### [Exercise details]
Gather the lines from the material that contain "content".

------

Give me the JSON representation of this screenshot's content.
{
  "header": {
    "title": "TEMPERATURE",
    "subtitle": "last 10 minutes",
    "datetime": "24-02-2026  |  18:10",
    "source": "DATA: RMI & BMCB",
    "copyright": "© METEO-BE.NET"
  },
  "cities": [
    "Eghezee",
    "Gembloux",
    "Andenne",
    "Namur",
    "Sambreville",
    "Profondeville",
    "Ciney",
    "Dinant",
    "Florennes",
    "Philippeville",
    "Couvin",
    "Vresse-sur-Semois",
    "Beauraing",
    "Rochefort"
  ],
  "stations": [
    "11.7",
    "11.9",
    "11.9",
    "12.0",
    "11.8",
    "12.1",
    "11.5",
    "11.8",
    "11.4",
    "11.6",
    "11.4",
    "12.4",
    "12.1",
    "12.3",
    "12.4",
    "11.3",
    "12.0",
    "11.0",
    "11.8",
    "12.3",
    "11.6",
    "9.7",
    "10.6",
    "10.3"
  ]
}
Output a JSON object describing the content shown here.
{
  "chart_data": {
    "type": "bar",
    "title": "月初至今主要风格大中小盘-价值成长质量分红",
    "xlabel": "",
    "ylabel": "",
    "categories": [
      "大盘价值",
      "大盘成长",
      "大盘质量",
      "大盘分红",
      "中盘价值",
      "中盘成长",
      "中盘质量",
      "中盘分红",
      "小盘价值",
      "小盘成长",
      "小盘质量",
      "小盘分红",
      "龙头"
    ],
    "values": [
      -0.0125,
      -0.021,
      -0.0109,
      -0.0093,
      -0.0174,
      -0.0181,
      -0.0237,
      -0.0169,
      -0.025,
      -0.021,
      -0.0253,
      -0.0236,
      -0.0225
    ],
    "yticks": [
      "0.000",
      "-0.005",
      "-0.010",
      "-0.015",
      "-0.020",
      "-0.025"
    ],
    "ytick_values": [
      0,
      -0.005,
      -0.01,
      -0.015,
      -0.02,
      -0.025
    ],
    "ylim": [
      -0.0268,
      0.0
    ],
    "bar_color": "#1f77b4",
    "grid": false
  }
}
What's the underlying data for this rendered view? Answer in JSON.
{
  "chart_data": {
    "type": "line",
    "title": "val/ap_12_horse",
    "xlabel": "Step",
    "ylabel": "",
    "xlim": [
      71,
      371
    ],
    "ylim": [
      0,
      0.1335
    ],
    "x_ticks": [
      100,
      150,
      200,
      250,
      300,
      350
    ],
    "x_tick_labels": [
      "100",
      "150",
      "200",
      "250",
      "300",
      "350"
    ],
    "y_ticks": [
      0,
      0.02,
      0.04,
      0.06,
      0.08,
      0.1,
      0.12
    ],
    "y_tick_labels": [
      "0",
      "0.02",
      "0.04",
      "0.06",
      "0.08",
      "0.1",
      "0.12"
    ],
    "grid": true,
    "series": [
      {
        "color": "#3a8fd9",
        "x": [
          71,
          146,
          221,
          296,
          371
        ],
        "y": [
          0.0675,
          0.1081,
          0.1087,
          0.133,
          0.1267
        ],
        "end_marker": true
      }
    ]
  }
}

------

### [Complete output]
Give me the JSON representation of this screenshot's content.
Output a JSON object describing the content shown here.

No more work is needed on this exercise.